◆ **STATED EXERCISE**
Of the lines below, count those containing the word "JSON". Reply with the number alone.

# start of INFORMATION PROVIDED

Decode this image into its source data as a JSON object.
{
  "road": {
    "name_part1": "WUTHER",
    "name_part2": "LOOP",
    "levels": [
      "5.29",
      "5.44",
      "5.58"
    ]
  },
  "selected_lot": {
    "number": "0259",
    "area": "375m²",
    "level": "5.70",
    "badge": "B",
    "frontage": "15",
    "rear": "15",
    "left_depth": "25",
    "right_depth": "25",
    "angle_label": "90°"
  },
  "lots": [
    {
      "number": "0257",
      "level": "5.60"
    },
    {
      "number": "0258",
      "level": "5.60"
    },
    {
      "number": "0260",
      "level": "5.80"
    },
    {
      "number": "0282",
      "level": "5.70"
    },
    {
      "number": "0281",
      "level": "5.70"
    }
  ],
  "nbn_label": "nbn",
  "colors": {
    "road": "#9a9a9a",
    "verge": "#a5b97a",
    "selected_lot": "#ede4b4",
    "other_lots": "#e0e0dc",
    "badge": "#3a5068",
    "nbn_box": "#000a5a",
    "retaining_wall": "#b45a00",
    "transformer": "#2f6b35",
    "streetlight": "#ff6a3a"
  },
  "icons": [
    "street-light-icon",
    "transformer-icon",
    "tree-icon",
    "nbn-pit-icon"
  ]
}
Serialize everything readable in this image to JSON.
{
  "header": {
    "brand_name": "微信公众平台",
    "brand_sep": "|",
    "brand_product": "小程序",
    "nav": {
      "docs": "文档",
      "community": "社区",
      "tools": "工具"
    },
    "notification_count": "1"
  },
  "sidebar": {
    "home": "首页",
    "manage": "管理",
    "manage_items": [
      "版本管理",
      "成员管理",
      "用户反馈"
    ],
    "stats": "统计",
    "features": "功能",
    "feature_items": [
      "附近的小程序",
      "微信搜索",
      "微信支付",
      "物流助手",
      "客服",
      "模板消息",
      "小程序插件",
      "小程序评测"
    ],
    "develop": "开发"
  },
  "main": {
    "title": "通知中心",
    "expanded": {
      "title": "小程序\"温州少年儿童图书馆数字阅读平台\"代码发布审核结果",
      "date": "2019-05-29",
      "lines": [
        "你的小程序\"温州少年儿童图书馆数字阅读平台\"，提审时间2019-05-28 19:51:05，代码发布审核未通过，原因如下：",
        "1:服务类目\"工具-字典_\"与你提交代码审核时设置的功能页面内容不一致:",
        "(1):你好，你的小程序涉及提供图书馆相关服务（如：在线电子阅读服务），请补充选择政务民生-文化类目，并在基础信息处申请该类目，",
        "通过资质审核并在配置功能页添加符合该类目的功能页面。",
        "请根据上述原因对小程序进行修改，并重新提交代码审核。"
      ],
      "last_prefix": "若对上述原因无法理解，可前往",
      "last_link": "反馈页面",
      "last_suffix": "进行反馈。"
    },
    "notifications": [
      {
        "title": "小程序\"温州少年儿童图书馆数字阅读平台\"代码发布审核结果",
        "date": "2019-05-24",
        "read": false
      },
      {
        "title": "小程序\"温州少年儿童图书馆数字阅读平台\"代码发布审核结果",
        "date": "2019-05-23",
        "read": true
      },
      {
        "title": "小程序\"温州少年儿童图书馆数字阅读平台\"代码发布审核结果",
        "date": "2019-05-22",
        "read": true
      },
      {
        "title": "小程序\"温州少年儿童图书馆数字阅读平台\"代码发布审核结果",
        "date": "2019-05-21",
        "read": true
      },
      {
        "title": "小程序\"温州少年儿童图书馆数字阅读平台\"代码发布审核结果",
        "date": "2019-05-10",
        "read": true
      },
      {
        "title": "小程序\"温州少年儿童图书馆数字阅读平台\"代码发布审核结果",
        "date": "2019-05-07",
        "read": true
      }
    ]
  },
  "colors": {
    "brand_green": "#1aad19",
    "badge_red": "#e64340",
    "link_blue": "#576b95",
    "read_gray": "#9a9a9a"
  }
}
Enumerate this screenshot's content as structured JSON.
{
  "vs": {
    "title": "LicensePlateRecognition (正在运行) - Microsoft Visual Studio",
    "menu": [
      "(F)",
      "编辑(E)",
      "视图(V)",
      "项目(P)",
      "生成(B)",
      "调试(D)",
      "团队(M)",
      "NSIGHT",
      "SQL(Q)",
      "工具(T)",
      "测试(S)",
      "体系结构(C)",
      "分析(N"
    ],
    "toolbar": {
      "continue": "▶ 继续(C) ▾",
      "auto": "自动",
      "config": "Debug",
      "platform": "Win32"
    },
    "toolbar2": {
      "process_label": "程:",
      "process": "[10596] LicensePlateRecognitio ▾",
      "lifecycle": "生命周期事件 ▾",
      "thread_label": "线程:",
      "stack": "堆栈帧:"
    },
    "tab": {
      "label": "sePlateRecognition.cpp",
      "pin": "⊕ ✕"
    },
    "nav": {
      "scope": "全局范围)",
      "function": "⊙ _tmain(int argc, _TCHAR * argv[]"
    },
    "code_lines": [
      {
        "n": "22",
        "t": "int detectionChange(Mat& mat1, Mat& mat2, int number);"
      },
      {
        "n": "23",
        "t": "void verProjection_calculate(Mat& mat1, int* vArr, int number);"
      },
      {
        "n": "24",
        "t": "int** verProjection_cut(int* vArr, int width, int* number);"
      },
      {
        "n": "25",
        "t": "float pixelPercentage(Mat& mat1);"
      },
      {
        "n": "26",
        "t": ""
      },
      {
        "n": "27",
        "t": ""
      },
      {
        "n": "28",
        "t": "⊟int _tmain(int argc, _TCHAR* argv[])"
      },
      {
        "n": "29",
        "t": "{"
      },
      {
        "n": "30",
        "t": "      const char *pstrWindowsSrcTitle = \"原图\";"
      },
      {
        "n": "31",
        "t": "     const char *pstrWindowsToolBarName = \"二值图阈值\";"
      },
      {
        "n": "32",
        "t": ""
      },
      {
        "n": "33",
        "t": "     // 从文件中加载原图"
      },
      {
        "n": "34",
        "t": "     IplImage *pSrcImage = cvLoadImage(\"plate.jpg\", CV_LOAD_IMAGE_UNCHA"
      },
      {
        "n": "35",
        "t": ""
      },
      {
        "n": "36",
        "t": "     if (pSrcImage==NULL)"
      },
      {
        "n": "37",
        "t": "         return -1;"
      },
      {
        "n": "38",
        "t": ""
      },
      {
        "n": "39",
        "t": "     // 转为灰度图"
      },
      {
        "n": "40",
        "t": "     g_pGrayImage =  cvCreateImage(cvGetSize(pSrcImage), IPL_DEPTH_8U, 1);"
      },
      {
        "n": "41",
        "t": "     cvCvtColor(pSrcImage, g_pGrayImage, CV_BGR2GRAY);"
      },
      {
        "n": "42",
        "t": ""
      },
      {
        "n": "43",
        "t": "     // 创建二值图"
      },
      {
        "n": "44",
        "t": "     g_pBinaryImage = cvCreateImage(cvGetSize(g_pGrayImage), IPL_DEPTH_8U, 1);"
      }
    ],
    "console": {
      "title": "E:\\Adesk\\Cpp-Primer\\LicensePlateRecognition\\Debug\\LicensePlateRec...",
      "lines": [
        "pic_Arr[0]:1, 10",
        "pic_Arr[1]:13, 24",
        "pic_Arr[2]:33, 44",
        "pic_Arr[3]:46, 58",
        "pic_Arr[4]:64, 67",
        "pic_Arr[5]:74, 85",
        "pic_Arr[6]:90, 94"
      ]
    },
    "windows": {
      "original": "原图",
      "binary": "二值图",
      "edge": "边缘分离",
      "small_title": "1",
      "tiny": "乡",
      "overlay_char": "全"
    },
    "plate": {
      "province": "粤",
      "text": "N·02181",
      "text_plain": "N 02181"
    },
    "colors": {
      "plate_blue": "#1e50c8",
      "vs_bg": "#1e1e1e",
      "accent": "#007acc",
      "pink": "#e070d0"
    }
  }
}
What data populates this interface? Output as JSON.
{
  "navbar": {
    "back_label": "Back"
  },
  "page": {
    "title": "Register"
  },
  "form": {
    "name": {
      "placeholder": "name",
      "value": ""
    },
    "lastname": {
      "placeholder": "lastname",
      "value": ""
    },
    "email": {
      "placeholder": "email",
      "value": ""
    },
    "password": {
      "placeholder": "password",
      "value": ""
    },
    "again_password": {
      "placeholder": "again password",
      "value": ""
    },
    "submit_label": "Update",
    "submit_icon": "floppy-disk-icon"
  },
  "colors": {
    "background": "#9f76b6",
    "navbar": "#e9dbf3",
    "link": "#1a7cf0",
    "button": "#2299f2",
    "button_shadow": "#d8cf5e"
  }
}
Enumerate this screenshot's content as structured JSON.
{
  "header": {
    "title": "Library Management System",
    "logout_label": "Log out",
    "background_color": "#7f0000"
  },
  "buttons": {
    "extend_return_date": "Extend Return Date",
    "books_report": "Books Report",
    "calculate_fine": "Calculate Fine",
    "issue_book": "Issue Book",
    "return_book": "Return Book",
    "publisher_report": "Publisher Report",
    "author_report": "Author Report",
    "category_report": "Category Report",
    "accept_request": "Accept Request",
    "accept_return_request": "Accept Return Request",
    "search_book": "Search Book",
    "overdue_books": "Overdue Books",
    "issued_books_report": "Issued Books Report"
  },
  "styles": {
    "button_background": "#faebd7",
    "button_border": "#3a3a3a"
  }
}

# end of INFORMATION PROVIDED

◆ **FULL RESPONSE**
5